Task statement:
Copy all the entries below exactly, but not the pictures.

Provided data:
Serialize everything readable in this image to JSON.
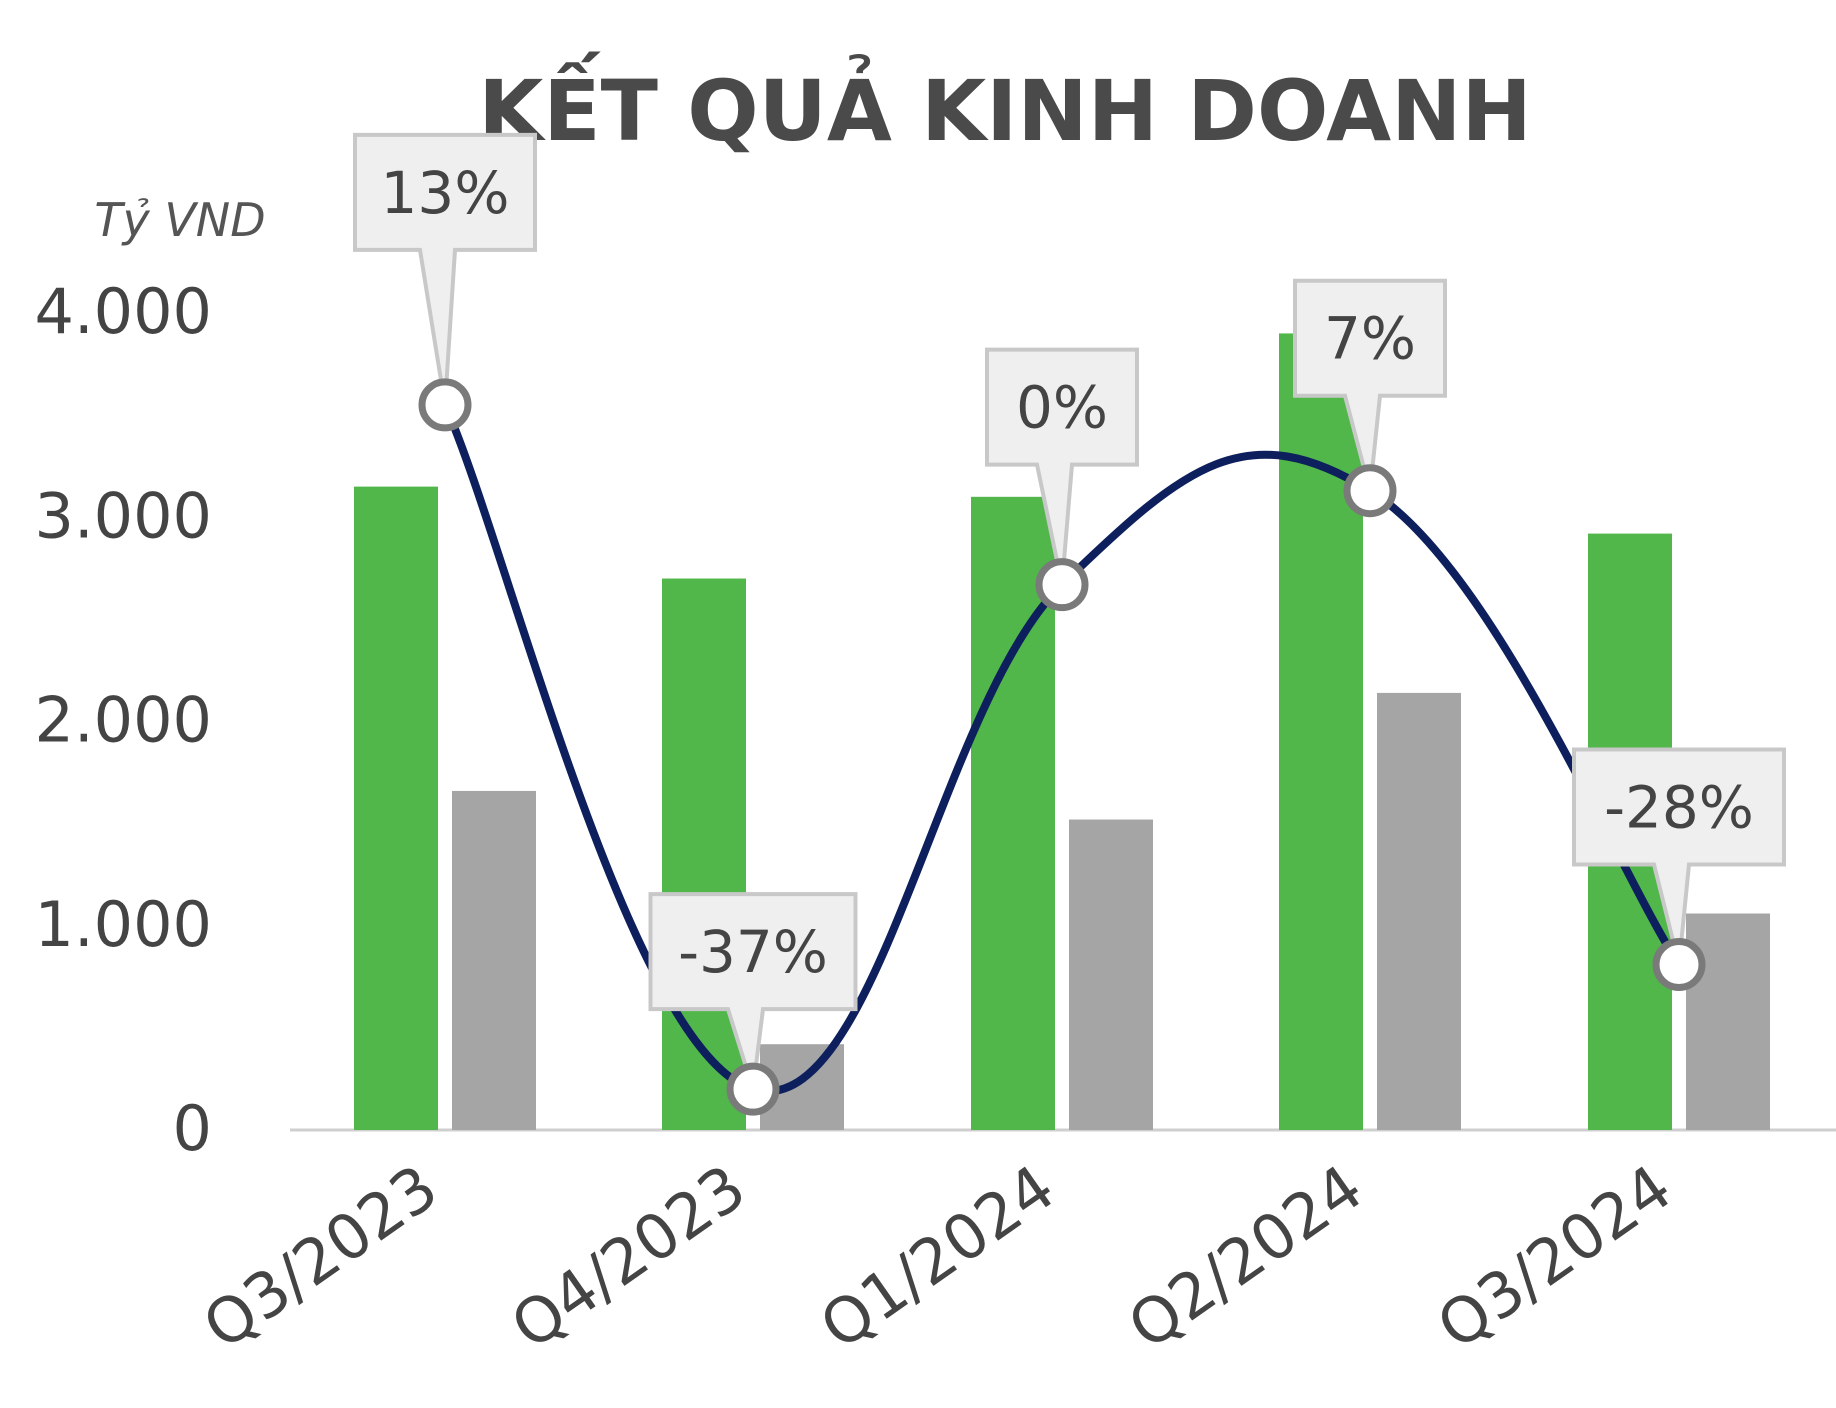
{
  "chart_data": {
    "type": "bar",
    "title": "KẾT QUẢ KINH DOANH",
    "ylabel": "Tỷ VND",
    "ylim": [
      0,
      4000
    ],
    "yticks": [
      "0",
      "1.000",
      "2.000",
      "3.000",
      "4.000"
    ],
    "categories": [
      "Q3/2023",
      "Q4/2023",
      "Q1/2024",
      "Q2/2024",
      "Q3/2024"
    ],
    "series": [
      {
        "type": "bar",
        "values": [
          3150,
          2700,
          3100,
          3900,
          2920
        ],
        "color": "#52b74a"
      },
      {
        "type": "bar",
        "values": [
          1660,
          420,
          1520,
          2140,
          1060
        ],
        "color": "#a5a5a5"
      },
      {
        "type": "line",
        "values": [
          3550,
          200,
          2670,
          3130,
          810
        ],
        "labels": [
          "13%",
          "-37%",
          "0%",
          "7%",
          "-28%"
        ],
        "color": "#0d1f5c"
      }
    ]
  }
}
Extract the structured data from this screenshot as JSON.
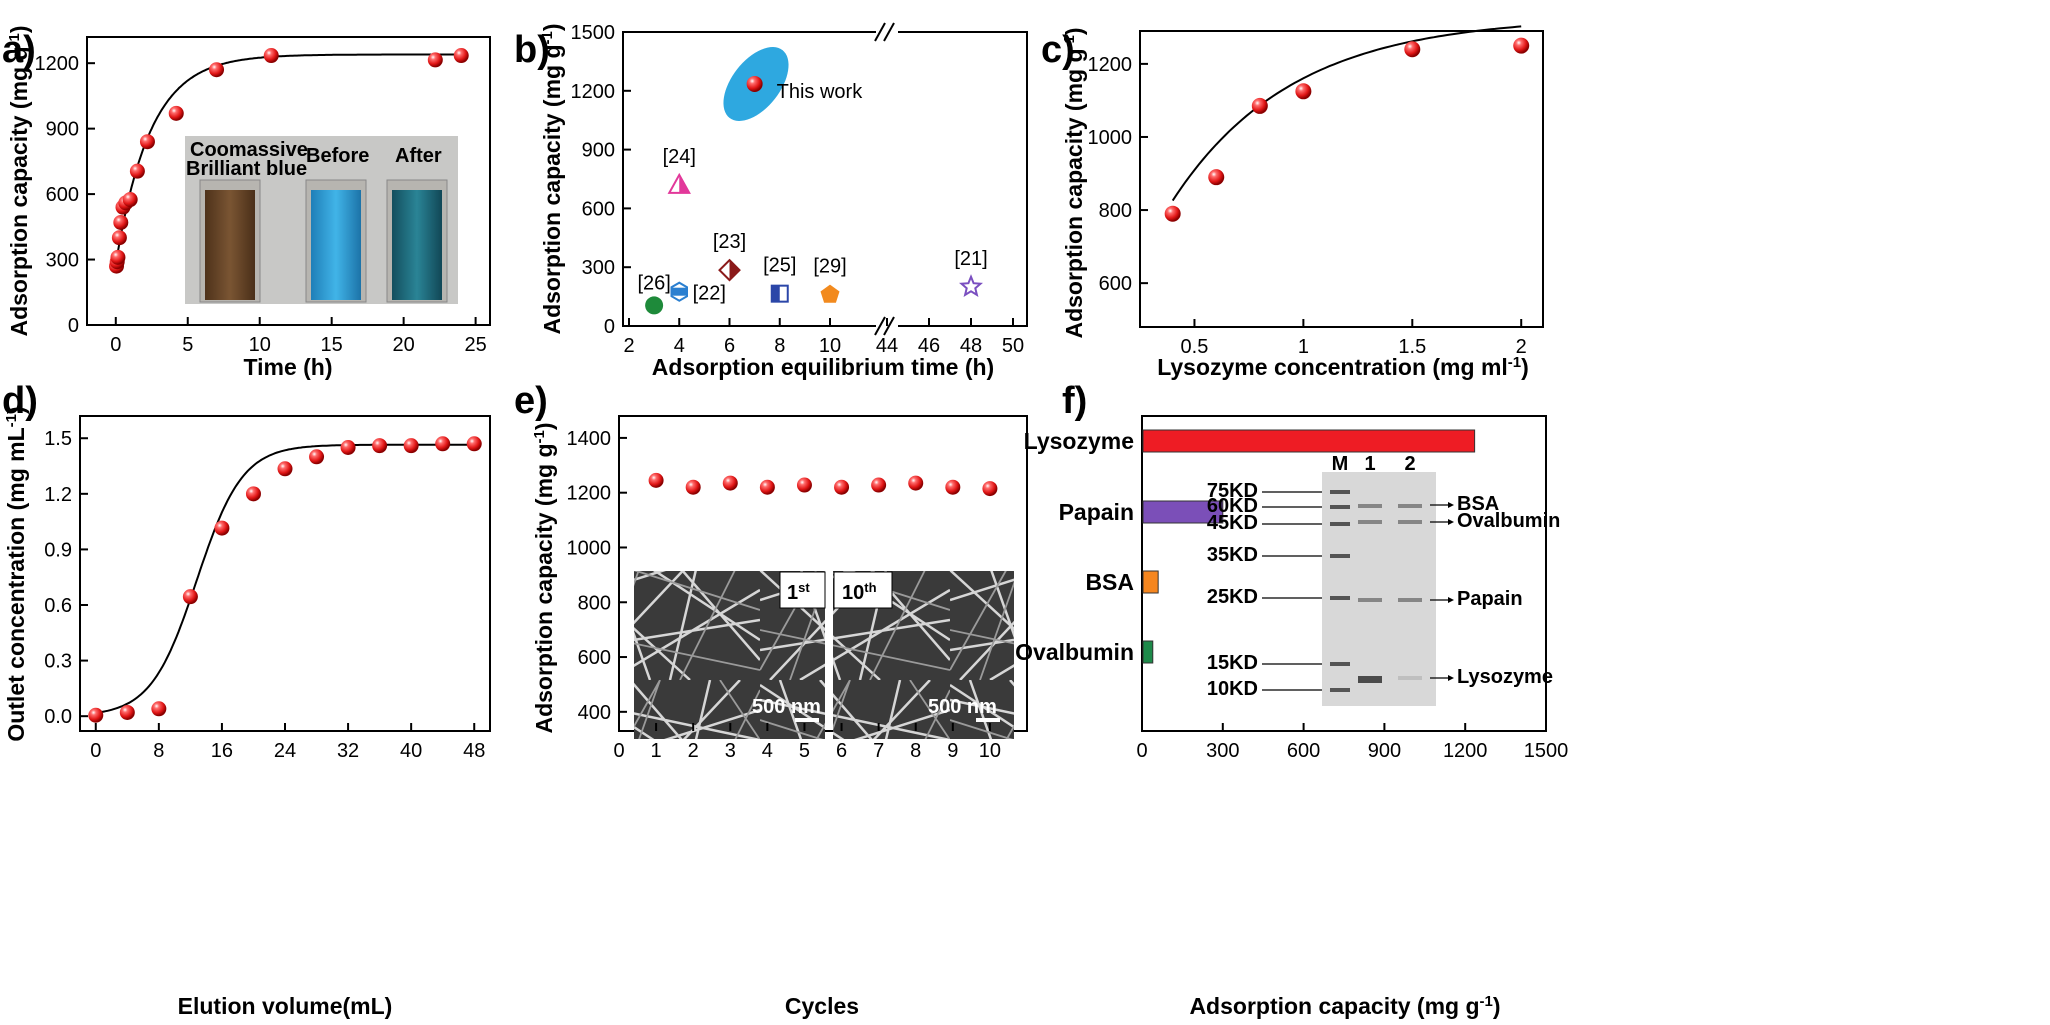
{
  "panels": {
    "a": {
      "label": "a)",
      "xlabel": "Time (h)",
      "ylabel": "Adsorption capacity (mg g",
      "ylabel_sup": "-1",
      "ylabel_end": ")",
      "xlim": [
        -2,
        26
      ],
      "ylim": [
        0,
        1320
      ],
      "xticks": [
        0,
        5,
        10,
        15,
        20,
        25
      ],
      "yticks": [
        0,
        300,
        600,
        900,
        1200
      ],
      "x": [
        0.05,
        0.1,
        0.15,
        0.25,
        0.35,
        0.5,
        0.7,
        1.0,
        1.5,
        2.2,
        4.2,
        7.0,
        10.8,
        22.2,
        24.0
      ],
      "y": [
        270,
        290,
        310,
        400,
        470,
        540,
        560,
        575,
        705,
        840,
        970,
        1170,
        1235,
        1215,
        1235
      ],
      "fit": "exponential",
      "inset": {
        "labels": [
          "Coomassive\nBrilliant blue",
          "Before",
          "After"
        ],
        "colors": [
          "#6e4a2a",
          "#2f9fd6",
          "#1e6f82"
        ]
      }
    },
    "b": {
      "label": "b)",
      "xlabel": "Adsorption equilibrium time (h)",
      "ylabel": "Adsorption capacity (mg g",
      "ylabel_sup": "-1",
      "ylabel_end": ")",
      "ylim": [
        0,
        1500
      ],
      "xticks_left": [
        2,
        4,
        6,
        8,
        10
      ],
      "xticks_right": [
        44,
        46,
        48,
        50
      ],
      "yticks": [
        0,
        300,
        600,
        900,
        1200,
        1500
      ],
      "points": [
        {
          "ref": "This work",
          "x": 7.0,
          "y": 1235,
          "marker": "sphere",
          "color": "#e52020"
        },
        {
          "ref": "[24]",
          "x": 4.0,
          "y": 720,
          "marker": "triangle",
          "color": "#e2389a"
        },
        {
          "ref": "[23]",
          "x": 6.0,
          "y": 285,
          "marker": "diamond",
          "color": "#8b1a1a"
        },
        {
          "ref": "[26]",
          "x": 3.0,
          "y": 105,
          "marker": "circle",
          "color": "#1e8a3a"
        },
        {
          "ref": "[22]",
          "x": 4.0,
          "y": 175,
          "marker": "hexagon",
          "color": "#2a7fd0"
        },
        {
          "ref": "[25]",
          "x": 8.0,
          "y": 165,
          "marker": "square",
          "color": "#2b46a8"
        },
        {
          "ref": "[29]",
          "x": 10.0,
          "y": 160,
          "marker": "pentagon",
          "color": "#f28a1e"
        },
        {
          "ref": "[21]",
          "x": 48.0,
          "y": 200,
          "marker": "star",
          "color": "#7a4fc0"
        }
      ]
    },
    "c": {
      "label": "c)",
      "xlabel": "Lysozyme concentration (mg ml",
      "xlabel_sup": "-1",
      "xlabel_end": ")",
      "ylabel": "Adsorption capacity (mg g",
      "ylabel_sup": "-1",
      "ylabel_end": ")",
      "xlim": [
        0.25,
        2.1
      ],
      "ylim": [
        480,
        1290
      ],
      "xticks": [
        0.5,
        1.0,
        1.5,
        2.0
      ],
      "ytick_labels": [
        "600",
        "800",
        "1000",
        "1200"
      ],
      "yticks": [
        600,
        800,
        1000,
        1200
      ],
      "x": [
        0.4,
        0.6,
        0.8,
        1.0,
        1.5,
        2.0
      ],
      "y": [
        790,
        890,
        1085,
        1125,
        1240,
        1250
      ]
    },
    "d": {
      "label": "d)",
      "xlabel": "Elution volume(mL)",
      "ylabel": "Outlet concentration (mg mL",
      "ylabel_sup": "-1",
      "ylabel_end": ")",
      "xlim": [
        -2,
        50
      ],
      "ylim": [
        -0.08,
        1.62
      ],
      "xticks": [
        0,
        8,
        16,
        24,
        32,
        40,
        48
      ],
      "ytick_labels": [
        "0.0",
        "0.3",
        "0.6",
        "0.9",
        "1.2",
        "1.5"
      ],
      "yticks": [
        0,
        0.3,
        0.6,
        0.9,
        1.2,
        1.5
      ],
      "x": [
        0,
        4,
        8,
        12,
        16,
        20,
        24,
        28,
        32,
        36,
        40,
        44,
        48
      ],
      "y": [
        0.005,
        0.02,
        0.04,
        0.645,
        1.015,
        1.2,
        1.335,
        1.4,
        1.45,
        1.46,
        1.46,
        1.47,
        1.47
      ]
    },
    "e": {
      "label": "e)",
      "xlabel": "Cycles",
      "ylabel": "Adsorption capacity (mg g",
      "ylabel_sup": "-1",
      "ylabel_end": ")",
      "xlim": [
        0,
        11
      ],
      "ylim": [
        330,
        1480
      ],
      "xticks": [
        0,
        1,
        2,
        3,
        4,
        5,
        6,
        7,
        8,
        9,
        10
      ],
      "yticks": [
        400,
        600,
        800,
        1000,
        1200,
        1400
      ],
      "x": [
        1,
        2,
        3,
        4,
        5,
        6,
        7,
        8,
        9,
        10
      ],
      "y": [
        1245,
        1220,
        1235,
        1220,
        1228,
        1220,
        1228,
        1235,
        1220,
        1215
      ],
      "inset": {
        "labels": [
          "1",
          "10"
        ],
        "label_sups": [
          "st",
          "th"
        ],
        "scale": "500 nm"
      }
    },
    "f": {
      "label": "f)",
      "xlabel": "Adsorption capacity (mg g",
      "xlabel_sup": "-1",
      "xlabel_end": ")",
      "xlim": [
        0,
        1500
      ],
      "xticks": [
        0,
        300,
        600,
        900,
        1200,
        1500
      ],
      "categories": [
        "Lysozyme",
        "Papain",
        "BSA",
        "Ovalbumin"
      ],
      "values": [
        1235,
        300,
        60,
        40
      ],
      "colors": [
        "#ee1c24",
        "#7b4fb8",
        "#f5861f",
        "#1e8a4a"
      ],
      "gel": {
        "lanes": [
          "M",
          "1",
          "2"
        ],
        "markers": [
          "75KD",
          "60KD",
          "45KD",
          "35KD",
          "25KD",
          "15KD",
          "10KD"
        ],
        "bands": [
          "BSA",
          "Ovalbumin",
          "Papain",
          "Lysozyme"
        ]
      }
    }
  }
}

Solution for this task:
Serialize everything readable in this image to JSON.
{
  "chart_data": {
    "type": "bar",
    "title": "KẾT QUẢ KINH DOANH",
    "ylabel": "Tỷ VND",
    "ylim": [
      0,
      4000
    ],
    "yticks": [
      "0",
      "1.000",
      "2.000",
      "3.000",
      "4.000"
    ],
    "categories": [
      "Q3/2023",
      "Q4/2023",
      "Q1/2024",
      "Q2/2024",
      "Q3/2024"
    ],
    "series": [
      {
        "type": "bar",
        "values": [
          3150,
          2700,
          3100,
          3900,
          2920
        ],
        "color": "#52b74a"
      },
      {
        "type": "bar",
        "values": [
          1660,
          420,
          1520,
          2140,
          1060
        ],
        "color": "#a5a5a5"
      },
      {
        "type": "line",
        "values": [
          3550,
          200,
          2670,
          3130,
          810
        ],
        "labels": [
          "13%",
          "-37%",
          "0%",
          "7%",
          "-28%"
        ],
        "color": "#0d1f5c"
      }
    ]
  }
}
Extract the structured data from this screenshot as JSON.
{
  "panels": {
    "a": {
      "label": "a)",
      "xlabel": "Time (h)",
      "ylabel": "Adsorption capacity (mg g",
      "ylabel_sup": "-1",
      "ylabel_end": ")",
      "xlim": [
        -2,
        26
      ],
      "ylim": [
        0,
        1320
      ],
      "xticks": [
        0,
        5,
        10,
        15,
        20,
        25
      ],
      "yticks": [
        0,
        300,
        600,
        900,
        1200
      ],
      "x": [
        0.05,
        0.1,
        0.15,
        0.25,
        0.35,
        0.5,
        0.7,
        1.0,
        1.5,
        2.2,
        4.2,
        7.0,
        10.8,
        22.2,
        24.0
      ],
      "y": [
        270,
        290,
        310,
        400,
        470,
        540,
        560,
        575,
        705,
        840,
        970,
        1170,
        1235,
        1215,
        1235
      ],
      "fit": "exponential",
      "inset": {
        "labels": [
          "Coomassive\nBrilliant blue",
          "Before",
          "After"
        ],
        "colors": [
          "#6e4a2a",
          "#2f9fd6",
          "#1e6f82"
        ]
      }
    },
    "b": {
      "label": "b)",
      "xlabel": "Adsorption equilibrium time (h)",
      "ylabel": "Adsorption capacity (mg g",
      "ylabel_sup": "-1",
      "ylabel_end": ")",
      "ylim": [
        0,
        1500
      ],
      "xticks_left": [
        2,
        4,
        6,
        8,
        10
      ],
      "xticks_right": [
        44,
        46,
        48,
        50
      ],
      "yticks": [
        0,
        300,
        600,
        900,
        1200,
        1500
      ],
      "points": [
        {
          "ref": "This work",
          "x": 7.0,
          "y": 1235,
          "marker": "sphere",
          "color": "#e52020"
        },
        {
          "ref": "[24]",
          "x": 4.0,
          "y": 720,
          "marker": "triangle",
          "color": "#e2389a"
        },
        {
          "ref": "[23]",
          "x": 6.0,
          "y": 285,
          "marker": "diamond",
          "color": "#8b1a1a"
        },
        {
          "ref": "[26]",
          "x": 3.0,
          "y": 105,
          "marker": "circle",
          "color": "#1e8a3a"
        },
        {
          "ref": "[22]",
          "x": 4.0,
          "y": 175,
          "marker": "hexagon",
          "color": "#2a7fd0"
        },
        {
          "ref": "[25]",
          "x": 8.0,
          "y": 165,
          "marker": "square",
          "color": "#2b46a8"
        },
        {
          "ref": "[29]",
          "x": 10.0,
          "y": 160,
          "marker": "pentagon",
          "color": "#f28a1e"
        },
        {
          "ref": "[21]",
          "x": 48.0,
          "y": 200,
          "marker": "star",
          "color": "#7a4fc0"
        }
      ]
    },
    "c": {
      "label": "c)",
      "xlabel": "Lysozyme concentration (mg ml",
      "xlabel_sup": "-1",
      "xlabel_end": ")",
      "ylabel": "Adsorption capacity (mg g",
      "ylabel_sup": "-1",
      "ylabel_end": ")",
      "xlim": [
        0.25,
        2.1
      ],
      "ylim": [
        480,
        1290
      ],
      "xticks": [
        0.5,
        1.0,
        1.5,
        2.0
      ],
      "ytick_labels": [
        "600",
        "800",
        "1000",
        "1200"
      ],
      "yticks": [
        600,
        800,
        1000,
        1200
      ],
      "x": [
        0.4,
        0.6,
        0.8,
        1.0,
        1.5,
        2.0
      ],
      "y": [
        790,
        890,
        1085,
        1125,
        1240,
        1250
      ]
    },
    "d": {
      "label": "d)",
      "xlabel": "Elution volume(mL)",
      "ylabel": "Outlet concentration (mg mL",
      "ylabel_sup": "-1",
      "ylabel_end": ")",
      "xlim": [
        -2,
        50
      ],
      "ylim": [
        -0.08,
        1.62
      ],
      "xticks": [
        0,
        8,
        16,
        24,
        32,
        40,
        48
      ],
      "ytick_labels": [
        "0.0",
        "0.3",
        "0.6",
        "0.9",
        "1.2",
        "1.5"
      ],
      "yticks": [
        0,
        0.3,
        0.6,
        0.9,
        1.2,
        1.5
      ],
      "x": [
        0,
        4,
        8,
        12,
        16,
        20,
        24,
        28,
        32,
        36,
        40,
        44,
        48
      ],
      "y": [
        0.005,
        0.02,
        0.04,
        0.645,
        1.015,
        1.2,
        1.335,
        1.4,
        1.45,
        1.46,
        1.46,
        1.47,
        1.47
      ]
    },
    "e": {
      "label": "e)",
      "xlabel": "Cycles",
      "ylabel": "Adsorption capacity (mg g",
      "ylabel_sup": "-1",
      "ylabel_end": ")",
      "xlim": [
        0,
        11
      ],
      "ylim": [
        330,
        1480
      ],
      "xticks": [
        0,
        1,
        2,
        3,
        4,
        5,
        6,
        7,
        8,
        9,
        10
      ],
      "yticks": [
        400,
        600,
        800,
        1000,
        1200,
        1400
      ],
      "x": [
        1,
        2,
        3,
        4,
        5,
        6,
        7,
        8,
        9,
        10
      ],
      "y": [
        1245,
        1220,
        1235,
        1220,
        1228,
        1220,
        1228,
        1235,
        1220,
        1215
      ],
      "inset": {
        "labels": [
          "1",
          "10"
        ],
        "label_sups": [
          "st",
          "th"
        ],
        "scale": "500 nm"
      }
    },
    "f": {
      "label": "f)",
      "xlabel": "Adsorption capacity (mg g",
      "xlabel_sup": "-1",
      "xlabel_end": ")",
      "xlim": [
        0,
        1500
      ],
      "xticks": [
        0,
        300,
        600,
        900,
        1200,
        1500
      ],
      "categories": [
        "Lysozyme",
        "Papain",
        "BSA",
        "Ovalbumin"
      ],
      "values": [
        1235,
        300,
        60,
        40
      ],
      "colors": [
        "#ee1c24",
        "#7b4fb8",
        "#f5861f",
        "#1e8a4a"
      ],
      "gel": {
        "lanes": [
          "M",
          "1",
          "2"
        ],
        "markers": [
          "75KD",
          "60KD",
          "45KD",
          "35KD",
          "25KD",
          "15KD",
          "10KD"
        ],
        "bands": [
          "BSA",
          "Ovalbumin",
          "Papain",
          "Lysozyme"
        ]
      }
    }
  }
}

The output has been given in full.